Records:
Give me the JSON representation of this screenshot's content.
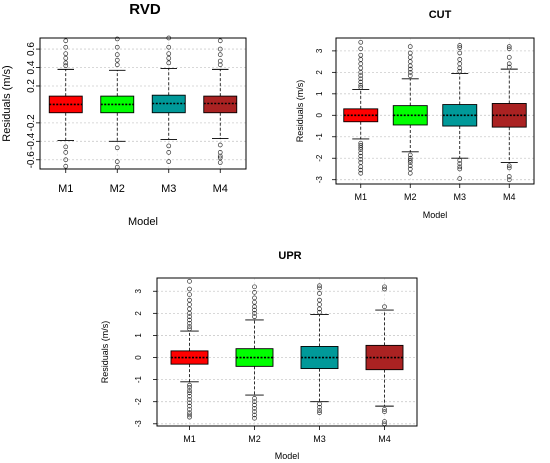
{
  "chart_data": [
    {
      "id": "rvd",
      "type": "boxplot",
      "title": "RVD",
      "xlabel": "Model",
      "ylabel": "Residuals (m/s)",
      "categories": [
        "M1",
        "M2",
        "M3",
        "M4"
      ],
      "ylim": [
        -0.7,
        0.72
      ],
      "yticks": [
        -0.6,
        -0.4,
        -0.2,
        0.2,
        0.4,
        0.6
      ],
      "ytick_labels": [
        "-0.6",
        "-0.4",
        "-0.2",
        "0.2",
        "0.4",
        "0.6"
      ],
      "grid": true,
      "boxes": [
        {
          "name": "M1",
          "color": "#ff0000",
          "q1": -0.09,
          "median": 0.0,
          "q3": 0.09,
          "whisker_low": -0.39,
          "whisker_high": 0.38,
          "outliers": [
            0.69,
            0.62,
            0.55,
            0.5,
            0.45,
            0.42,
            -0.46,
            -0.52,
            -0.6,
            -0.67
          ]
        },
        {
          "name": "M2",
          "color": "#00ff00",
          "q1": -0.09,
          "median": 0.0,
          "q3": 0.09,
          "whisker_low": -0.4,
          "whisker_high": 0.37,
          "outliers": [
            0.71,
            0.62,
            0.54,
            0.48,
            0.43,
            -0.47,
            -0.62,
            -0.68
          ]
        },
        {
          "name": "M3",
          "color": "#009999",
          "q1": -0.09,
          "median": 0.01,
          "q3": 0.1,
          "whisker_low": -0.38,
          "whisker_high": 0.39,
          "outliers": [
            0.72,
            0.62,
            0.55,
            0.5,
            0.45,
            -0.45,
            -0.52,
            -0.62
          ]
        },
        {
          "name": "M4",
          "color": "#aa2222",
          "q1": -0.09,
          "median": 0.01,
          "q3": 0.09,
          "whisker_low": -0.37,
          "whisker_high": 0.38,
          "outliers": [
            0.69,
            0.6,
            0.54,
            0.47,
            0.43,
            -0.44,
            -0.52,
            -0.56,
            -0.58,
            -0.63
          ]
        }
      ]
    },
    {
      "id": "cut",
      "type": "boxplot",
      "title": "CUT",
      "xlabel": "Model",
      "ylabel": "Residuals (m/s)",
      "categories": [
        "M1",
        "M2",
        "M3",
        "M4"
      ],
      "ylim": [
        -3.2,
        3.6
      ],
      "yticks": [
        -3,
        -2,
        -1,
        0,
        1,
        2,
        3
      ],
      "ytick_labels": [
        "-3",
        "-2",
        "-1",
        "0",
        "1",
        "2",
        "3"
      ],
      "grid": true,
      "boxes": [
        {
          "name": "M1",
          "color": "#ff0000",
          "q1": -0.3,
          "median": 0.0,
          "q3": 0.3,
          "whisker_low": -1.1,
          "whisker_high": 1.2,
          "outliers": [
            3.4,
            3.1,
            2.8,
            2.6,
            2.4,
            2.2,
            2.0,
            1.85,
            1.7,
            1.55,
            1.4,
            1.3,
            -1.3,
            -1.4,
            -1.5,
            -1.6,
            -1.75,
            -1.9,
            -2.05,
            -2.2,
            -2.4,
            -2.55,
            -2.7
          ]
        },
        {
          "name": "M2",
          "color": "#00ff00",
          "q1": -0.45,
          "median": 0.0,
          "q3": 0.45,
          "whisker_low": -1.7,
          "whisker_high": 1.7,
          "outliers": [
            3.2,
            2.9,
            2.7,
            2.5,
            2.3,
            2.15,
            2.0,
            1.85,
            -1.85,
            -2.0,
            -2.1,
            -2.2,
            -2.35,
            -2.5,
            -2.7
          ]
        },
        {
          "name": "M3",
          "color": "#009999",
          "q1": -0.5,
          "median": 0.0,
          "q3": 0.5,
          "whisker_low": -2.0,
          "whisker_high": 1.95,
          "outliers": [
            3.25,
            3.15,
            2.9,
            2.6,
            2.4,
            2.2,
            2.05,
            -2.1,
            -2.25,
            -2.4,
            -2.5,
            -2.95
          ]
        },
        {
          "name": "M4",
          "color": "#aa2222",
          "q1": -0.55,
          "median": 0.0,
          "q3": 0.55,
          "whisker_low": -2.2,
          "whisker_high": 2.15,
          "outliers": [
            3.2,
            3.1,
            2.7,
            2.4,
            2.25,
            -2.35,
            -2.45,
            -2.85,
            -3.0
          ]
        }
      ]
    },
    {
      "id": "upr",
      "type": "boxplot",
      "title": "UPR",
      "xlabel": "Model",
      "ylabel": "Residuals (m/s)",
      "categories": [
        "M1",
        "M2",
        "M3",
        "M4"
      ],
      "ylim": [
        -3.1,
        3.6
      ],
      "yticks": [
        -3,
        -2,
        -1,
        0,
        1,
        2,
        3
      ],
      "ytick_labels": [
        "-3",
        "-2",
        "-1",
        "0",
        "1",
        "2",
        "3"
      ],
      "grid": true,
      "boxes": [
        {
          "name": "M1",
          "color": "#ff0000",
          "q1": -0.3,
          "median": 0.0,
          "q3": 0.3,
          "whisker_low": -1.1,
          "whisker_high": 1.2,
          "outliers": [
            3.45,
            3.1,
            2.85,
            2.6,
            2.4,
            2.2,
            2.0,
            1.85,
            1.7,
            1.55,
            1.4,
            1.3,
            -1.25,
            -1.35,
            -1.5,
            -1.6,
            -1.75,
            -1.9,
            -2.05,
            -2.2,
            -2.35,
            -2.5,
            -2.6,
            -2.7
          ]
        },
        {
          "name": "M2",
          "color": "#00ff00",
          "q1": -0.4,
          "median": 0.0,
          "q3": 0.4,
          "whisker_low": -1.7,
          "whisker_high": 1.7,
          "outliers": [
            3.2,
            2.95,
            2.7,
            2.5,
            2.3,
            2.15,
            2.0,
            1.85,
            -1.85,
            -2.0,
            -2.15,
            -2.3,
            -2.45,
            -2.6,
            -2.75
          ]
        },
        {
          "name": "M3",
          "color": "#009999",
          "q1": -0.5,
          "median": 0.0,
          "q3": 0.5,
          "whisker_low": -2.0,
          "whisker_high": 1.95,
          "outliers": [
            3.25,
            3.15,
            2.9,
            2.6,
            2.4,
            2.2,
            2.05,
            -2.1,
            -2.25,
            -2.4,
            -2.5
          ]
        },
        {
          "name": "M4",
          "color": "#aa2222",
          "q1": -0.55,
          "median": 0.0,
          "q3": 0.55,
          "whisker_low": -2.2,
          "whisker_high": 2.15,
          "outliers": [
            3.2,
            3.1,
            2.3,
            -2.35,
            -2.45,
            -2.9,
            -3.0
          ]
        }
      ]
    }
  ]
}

---

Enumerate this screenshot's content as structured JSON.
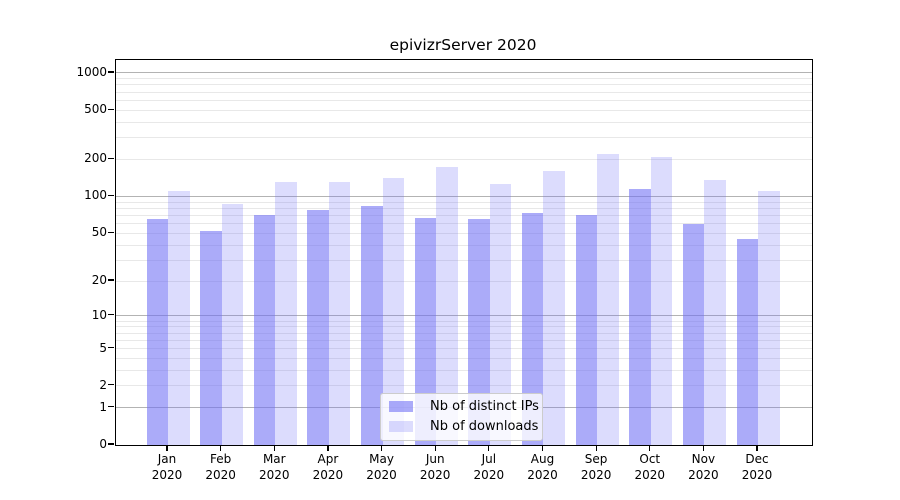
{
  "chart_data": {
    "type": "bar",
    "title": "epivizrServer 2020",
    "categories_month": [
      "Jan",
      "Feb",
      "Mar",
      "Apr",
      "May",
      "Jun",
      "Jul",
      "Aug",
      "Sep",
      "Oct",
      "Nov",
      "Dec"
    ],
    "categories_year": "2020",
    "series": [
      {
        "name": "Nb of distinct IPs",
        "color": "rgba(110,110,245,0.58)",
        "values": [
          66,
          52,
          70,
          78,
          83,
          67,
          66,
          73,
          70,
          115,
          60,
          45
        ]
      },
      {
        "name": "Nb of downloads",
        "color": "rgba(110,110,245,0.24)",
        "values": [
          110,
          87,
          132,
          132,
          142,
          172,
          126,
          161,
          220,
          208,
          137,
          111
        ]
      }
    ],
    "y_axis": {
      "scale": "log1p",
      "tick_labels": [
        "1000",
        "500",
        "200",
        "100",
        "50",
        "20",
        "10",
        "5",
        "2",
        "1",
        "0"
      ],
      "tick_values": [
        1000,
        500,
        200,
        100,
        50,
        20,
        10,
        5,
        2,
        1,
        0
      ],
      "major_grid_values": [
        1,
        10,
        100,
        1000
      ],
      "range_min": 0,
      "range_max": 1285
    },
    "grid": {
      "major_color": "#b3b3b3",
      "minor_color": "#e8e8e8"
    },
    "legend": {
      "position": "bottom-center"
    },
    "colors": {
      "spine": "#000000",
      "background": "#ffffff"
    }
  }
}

DIRECTION:
Show the lines that mention the word "content".

RESULT:
Give me the JSON representation of this screenshot's content.
Enumerate this screenshot's content as structured JSON.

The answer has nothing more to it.